Stored data
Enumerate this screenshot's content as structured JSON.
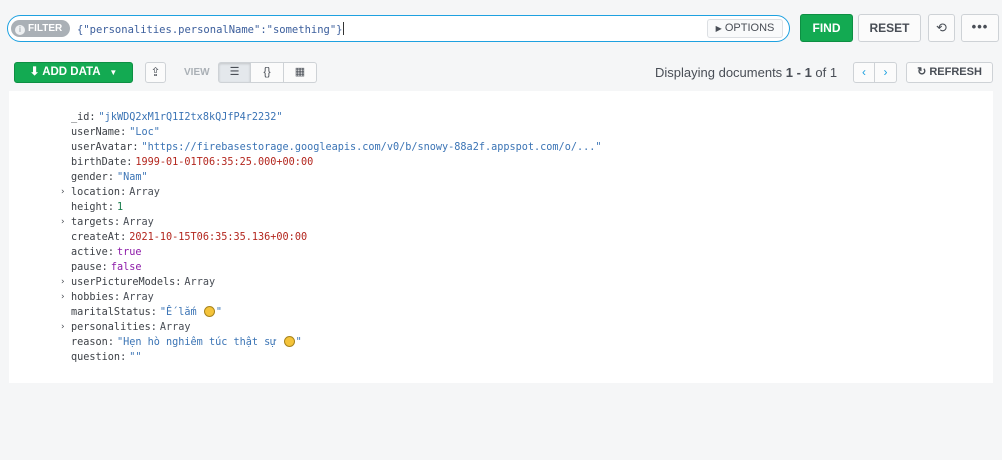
{
  "filter": {
    "pill_label": "FILTER",
    "info_icon": "i",
    "query": "{\"personalities.personalName\":\"something\"}",
    "options_label": "OPTIONS"
  },
  "toolbar": {
    "find_label": "FIND",
    "reset_label": "RESET",
    "history_icon": "⟲",
    "more_icon": "•••",
    "add_data_label": "ADD DATA",
    "view_label": "VIEW",
    "refresh_label": "REFRESH"
  },
  "pagination": {
    "prefix": "Displaying documents ",
    "range": "1 - 1",
    "of_text": " of ",
    "total": "1"
  },
  "document": {
    "fields": [
      {
        "key": "_id",
        "value": "\"jkWDQ2xM1rQ1I2tx8kQJfP4r2232\"",
        "type": "string",
        "expandable": false
      },
      {
        "key": "userName",
        "value": "\"Loc\"",
        "type": "string",
        "expandable": false
      },
      {
        "key": "userAvatar",
        "value": "\"https://firebasestorage.googleapis.com/v0/b/snowy-88a2f.appspot.com/o/...\"",
        "type": "string",
        "expandable": false
      },
      {
        "key": "birthDate",
        "value": "1999-01-01T06:35:25.000+00:00",
        "type": "date",
        "expandable": false
      },
      {
        "key": "gender",
        "value": "\"Nam\"",
        "type": "string",
        "expandable": false
      },
      {
        "key": "location",
        "value": "Array",
        "type": "type",
        "expandable": true
      },
      {
        "key": "height",
        "value": "1",
        "type": "number",
        "expandable": false
      },
      {
        "key": "targets",
        "value": "Array",
        "type": "type",
        "expandable": true
      },
      {
        "key": "createAt",
        "value": "2021-10-15T06:35:35.136+00:00",
        "type": "date",
        "expandable": false
      },
      {
        "key": "active",
        "value": "true",
        "type": "bool",
        "expandable": false
      },
      {
        "key": "pause",
        "value": "false",
        "type": "bool",
        "expandable": false
      },
      {
        "key": "userPictureModels",
        "value": "Array",
        "type": "type",
        "expandable": true
      },
      {
        "key": "hobbies",
        "value": "Array",
        "type": "type",
        "expandable": true
      },
      {
        "key": "maritalStatus",
        "value": "\"Ế lắm ",
        "value_end": "\"",
        "emoji": "worried-face-emoji",
        "type": "string",
        "expandable": false
      },
      {
        "key": "personalities",
        "value": "Array",
        "type": "type",
        "expandable": true
      },
      {
        "key": "reason",
        "value": "\"Hẹn hò nghiêm túc thật sự ",
        "value_end": "\"",
        "emoji": "neutral-face-emoji",
        "type": "string",
        "expandable": false
      },
      {
        "key": "question",
        "value": "\"\"",
        "type": "string",
        "expandable": false
      }
    ]
  },
  "colors": {
    "find_green": "#13aa52",
    "filter_border": "#1ea1e0",
    "string_value": "#3b74b5",
    "date_value": "#b3261e",
    "bool_value": "#8c1aa8"
  }
}
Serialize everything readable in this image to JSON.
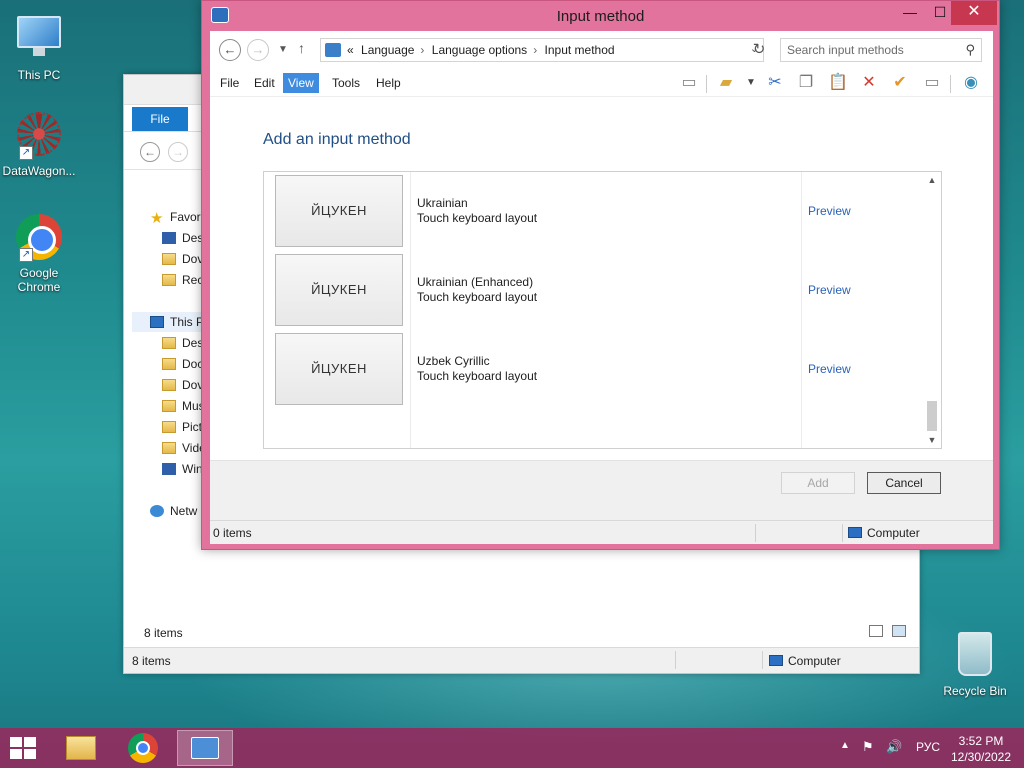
{
  "desktop": {
    "icons": [
      {
        "label": "This PC",
        "icon": "computer-icon"
      },
      {
        "label": "DataWagon...",
        "icon": "datawagon-icon"
      },
      {
        "label": "Google Chrome",
        "icon": "chrome-icon"
      },
      {
        "label": "Recycle Bin",
        "icon": "recycle-bin-icon"
      }
    ]
  },
  "background_explorer": {
    "file_tab": "File",
    "tree": [
      {
        "label": "Favor",
        "icon": "star-icon"
      },
      {
        "label": "Des",
        "icon": "desktop-icon"
      },
      {
        "label": "Dov",
        "icon": "downloads-icon"
      },
      {
        "label": "Rec",
        "icon": "recent-icon"
      },
      {
        "label": "This P",
        "icon": "computer-icon"
      },
      {
        "label": "Des",
        "icon": "folder-icon"
      },
      {
        "label": "Doc",
        "icon": "folder-icon"
      },
      {
        "label": "Dov",
        "icon": "folder-icon"
      },
      {
        "label": "Mus",
        "icon": "folder-icon"
      },
      {
        "label": "Pict",
        "icon": "folder-icon"
      },
      {
        "label": "Vide",
        "icon": "folder-icon"
      },
      {
        "label": "Win",
        "icon": "drive-icon"
      },
      {
        "label": "Netw",
        "icon": "network-icon"
      }
    ],
    "items_count": "8 items",
    "status_items": "8 items",
    "status_location": "Computer"
  },
  "window": {
    "title": "Input method",
    "breadcrumb": {
      "prefix": "«",
      "items": [
        "Language",
        "Language options",
        "Input method"
      ]
    },
    "search_placeholder": "Search input methods",
    "menu": {
      "file": "File",
      "edit": "Edit",
      "view": "View",
      "tools": "Tools",
      "help": "Help"
    },
    "heading": "Add an input method",
    "rows": [
      {
        "preview_text": "ЙЦУКЕН",
        "name": "Ukrainian",
        "subtitle": "Touch keyboard layout",
        "link": "Preview"
      },
      {
        "preview_text": "ЙЦУКЕН",
        "name": "Ukrainian (Enhanced)",
        "subtitle": "Touch keyboard layout",
        "link": "Preview"
      },
      {
        "preview_text": "ЙЦУКЕН",
        "name": "Uzbek Cyrillic",
        "subtitle": "Touch keyboard layout",
        "link": "Preview"
      }
    ],
    "buttons": {
      "add": "Add",
      "cancel": "Cancel"
    },
    "status": {
      "items": "0 items",
      "location": "Computer"
    }
  },
  "taskbar": {
    "language": "РУС",
    "time": "3:52 PM",
    "date": "12/30/2022"
  },
  "colors": {
    "window_frame": "#e2739d",
    "taskbar": "#912d5f",
    "accent_blue": "#3e8be0",
    "link": "#2a62b5",
    "close": "#c7374f"
  }
}
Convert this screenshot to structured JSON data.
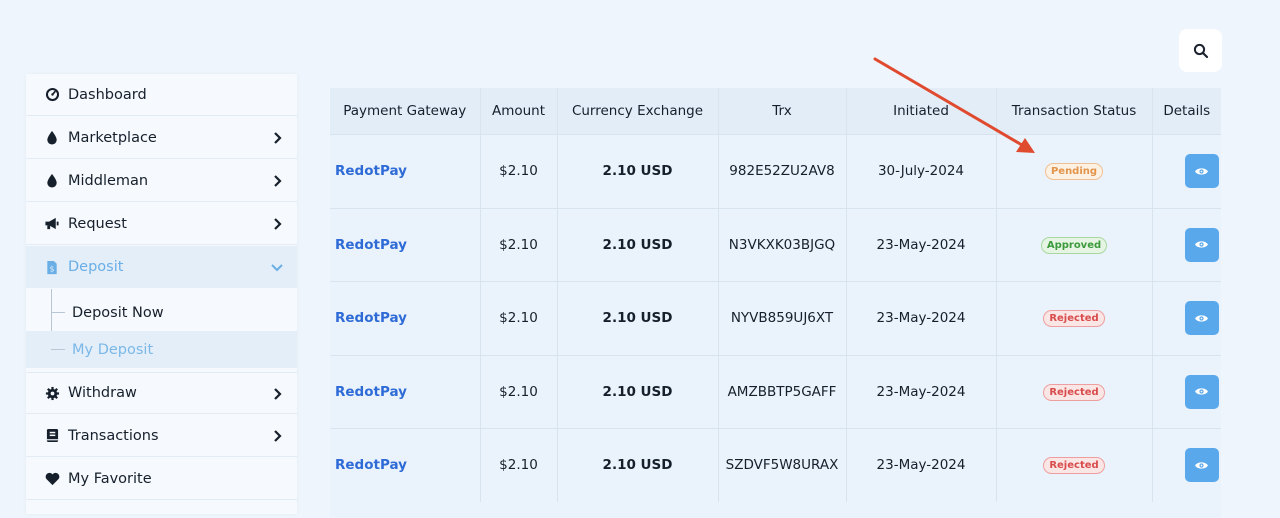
{
  "sidebar": {
    "items": [
      {
        "label": "Dashboard",
        "icon": "dashboard-icon",
        "chevron": false
      },
      {
        "label": "Marketplace",
        "icon": "drop-icon",
        "chevron": true
      },
      {
        "label": "Middleman",
        "icon": "drop-icon",
        "chevron": true
      },
      {
        "label": "Request",
        "icon": "megaphone-icon",
        "chevron": true
      },
      {
        "label": "Deposit",
        "icon": "deposit-icon",
        "chevron": true,
        "active": true
      },
      {
        "label": "Withdraw",
        "icon": "gear-icon",
        "chevron": true
      },
      {
        "label": "Transactions",
        "icon": "book-icon",
        "chevron": true
      },
      {
        "label": "My Favorite",
        "icon": "heart-icon",
        "chevron": false
      }
    ],
    "deposit_sub": [
      {
        "label": "Deposit Now",
        "active": false
      },
      {
        "label": "My Deposit",
        "active": true
      }
    ]
  },
  "table": {
    "headers": [
      "Payment Gateway",
      "Amount",
      "Currency Exchange",
      "Trx",
      "Initiated",
      "Transaction Status",
      "Details"
    ],
    "rows": [
      {
        "gateway": "RedotPay",
        "amount": "$2.10",
        "exchange": "2.10 USD",
        "trx": "982E52ZU2AV8",
        "initiated": "30-July-2024",
        "status": "Pending",
        "status_type": "pending"
      },
      {
        "gateway": "RedotPay",
        "amount": "$2.10",
        "exchange": "2.10 USD",
        "trx": "N3VKXK03BJGQ",
        "initiated": "23-May-2024",
        "status": "Approved",
        "status_type": "approved"
      },
      {
        "gateway": "RedotPay",
        "amount": "$2.10",
        "exchange": "2.10 USD",
        "trx": "NYVB859UJ6XT",
        "initiated": "23-May-2024",
        "status": "Rejected",
        "status_type": "rejected"
      },
      {
        "gateway": "RedotPay",
        "amount": "$2.10",
        "exchange": "2.10 USD",
        "trx": "AMZBBTP5GAFF",
        "initiated": "23-May-2024",
        "status": "Rejected",
        "status_type": "rejected"
      },
      {
        "gateway": "RedotPay",
        "amount": "$2.10",
        "exchange": "2.10 USD",
        "trx": "SZDVF5W8URAX",
        "initiated": "23-May-2024",
        "status": "Rejected",
        "status_type": "rejected"
      }
    ]
  },
  "colors": {
    "accent": "#5aa8ec",
    "gateway_link": "#2e6bd6",
    "annotation_arrow": "#e04a2f"
  }
}
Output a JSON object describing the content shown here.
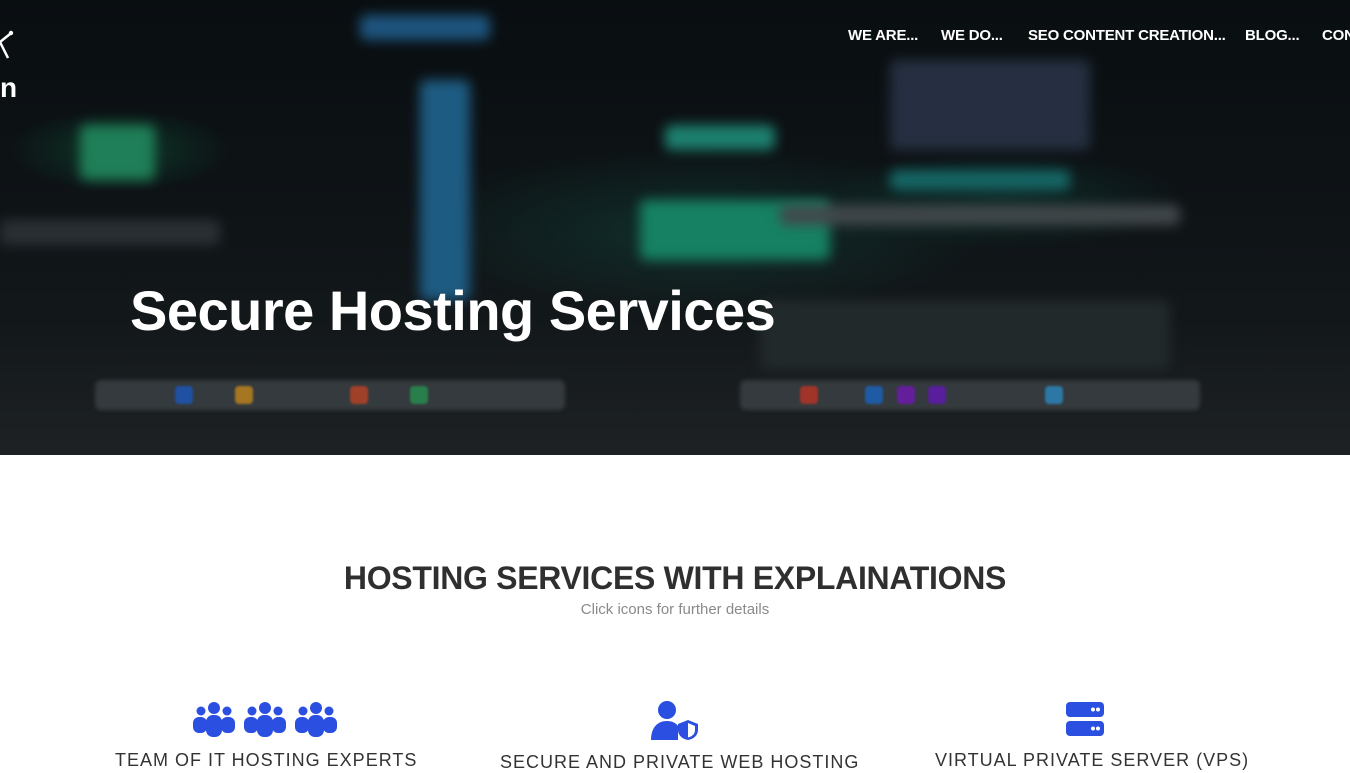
{
  "nav": {
    "items": [
      {
        "label": "WE ARE..."
      },
      {
        "label": "WE DO..."
      },
      {
        "label": "SEO CONTENT CREATION..."
      },
      {
        "label": "BLOG..."
      },
      {
        "label": "CON"
      }
    ]
  },
  "brand": {
    "partial_letter": "n"
  },
  "hero": {
    "title": "Secure Hosting Services"
  },
  "section": {
    "title": "HOSTING SERVICES WITH EXPLAINATIONS",
    "subtitle": "Click icons for further details"
  },
  "features": [
    {
      "icon": "team-icon",
      "label": "TEAM OF IT HOSTING EXPERTS"
    },
    {
      "icon": "user-shield-icon",
      "label": "SECURE AND PRIVATE WEB HOSTING"
    },
    {
      "icon": "server-icon",
      "label": "VIRTUAL PRIVATE SERVER (VPS)"
    }
  ],
  "colors": {
    "accent": "#2b4fe0",
    "heading": "#2f2f2f",
    "subtle": "#8a8a8a"
  }
}
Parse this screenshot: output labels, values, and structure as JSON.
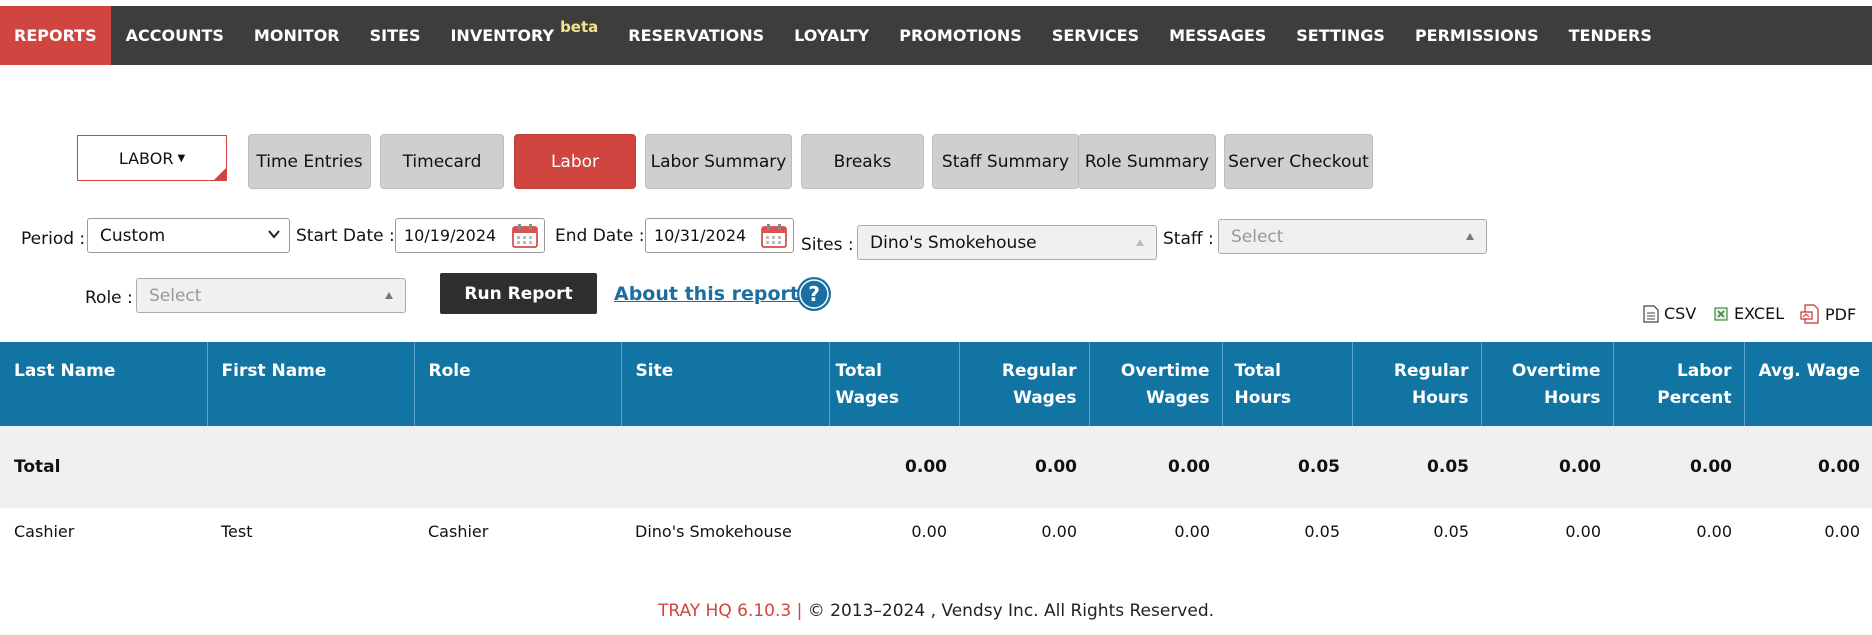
{
  "nav": {
    "items": [
      {
        "label": "REPORTS",
        "active": true
      },
      {
        "label": "ACCOUNTS"
      },
      {
        "label": "MONITOR"
      },
      {
        "label": "SITES"
      },
      {
        "label": "INVENTORY",
        "badge": "beta"
      },
      {
        "label": "RESERVATIONS"
      },
      {
        "label": "LOYALTY"
      },
      {
        "label": "PROMOTIONS"
      },
      {
        "label": "SERVICES"
      },
      {
        "label": "MESSAGES"
      },
      {
        "label": "SETTINGS"
      },
      {
        "label": "PERMISSIONS"
      },
      {
        "label": "TENDERS"
      }
    ]
  },
  "report_type": {
    "label": "LABOR"
  },
  "tabs": [
    {
      "label": "Time Entries"
    },
    {
      "label": "Timecard"
    },
    {
      "label": "Labor",
      "active": true
    },
    {
      "label": "Labor Summary"
    },
    {
      "label": "Breaks"
    },
    {
      "label": "Staff Summary"
    },
    {
      "label": "Role Summary"
    },
    {
      "label": "Server Checkout"
    }
  ],
  "filters": {
    "period_label": "Period :",
    "period_value": "Custom",
    "start_label": "Start Date :",
    "start_value": "10/19/2024",
    "end_label": "End Date :",
    "end_value": "10/31/2024",
    "sites_label": "Sites :",
    "sites_value": "Dino's Smokehouse",
    "staff_label": "Staff :",
    "staff_placeholder": "Select",
    "role_label": "Role :",
    "role_placeholder": "Select"
  },
  "actions": {
    "run_report": "Run Report",
    "about": "About this report",
    "help_glyph": "?"
  },
  "exports": {
    "csv": "CSV",
    "excel": "EXCEL",
    "pdf": "PDF"
  },
  "table": {
    "columns": [
      [
        "Last Name"
      ],
      [
        "First Name"
      ],
      [
        "Role"
      ],
      [
        "Site"
      ],
      [
        "Total Wages"
      ],
      [
        "Regular",
        "Wages"
      ],
      [
        "Overtime",
        "Wages"
      ],
      [
        "Total Hours"
      ],
      [
        "Regular",
        "Hours"
      ],
      [
        "Overtime",
        "Hours"
      ],
      [
        "Labor",
        "Percent"
      ],
      [
        "Avg. Wage"
      ]
    ],
    "total": {
      "label": "Total",
      "values": [
        "0.00",
        "0.00",
        "0.00",
        "0.05",
        "0.05",
        "0.00",
        "0.00",
        "0.00"
      ]
    },
    "rows": [
      {
        "last_name": "Cashier",
        "first_name": "Test",
        "role": "Cashier",
        "site": "Dino's Smokehouse",
        "values": [
          "0.00",
          "0.00",
          "0.00",
          "0.05",
          "0.05",
          "0.00",
          "0.00",
          "0.00"
        ]
      }
    ]
  },
  "footer": {
    "version": "TRAY HQ 6.10.3 |",
    "copyright": "© 2013–2024 , Vendsy Inc. All Rights Reserved."
  },
  "colors": {
    "nav_bg": "#3d3d3d",
    "accent_red": "#d0453f",
    "table_header": "#1174a3",
    "link_blue": "#1b6fa0"
  }
}
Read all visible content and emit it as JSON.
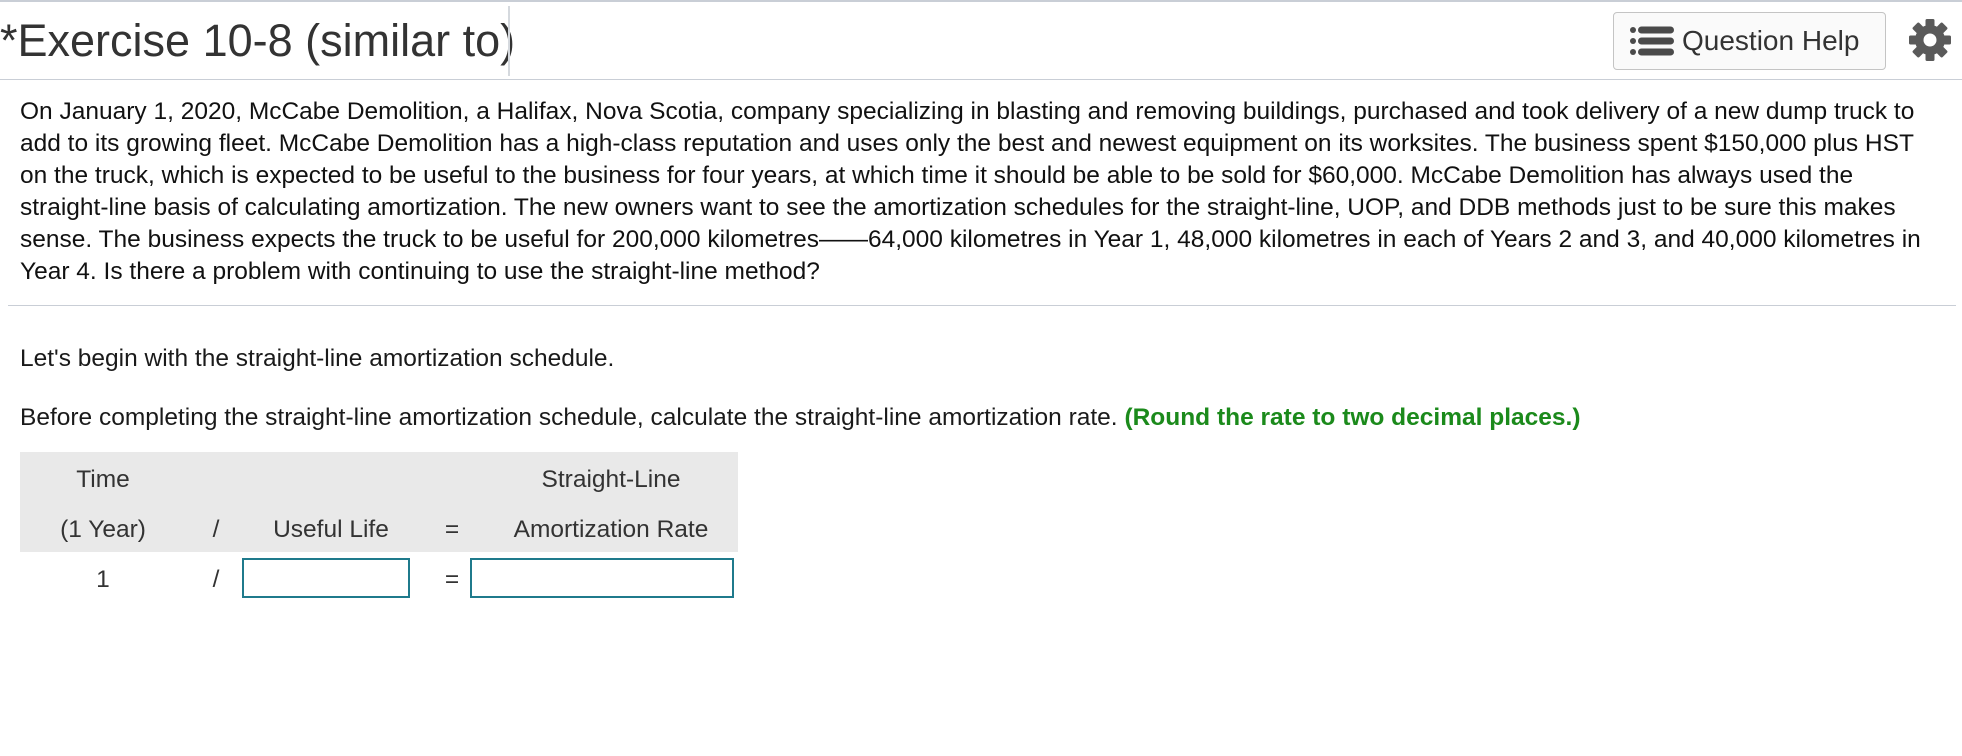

#### Stated problem:
Sift through the entries and copy every line with "Ukrainian".

#### Full output:
        "name": "Ukrainian",
        "name": "Ukrainian (Enhanced)",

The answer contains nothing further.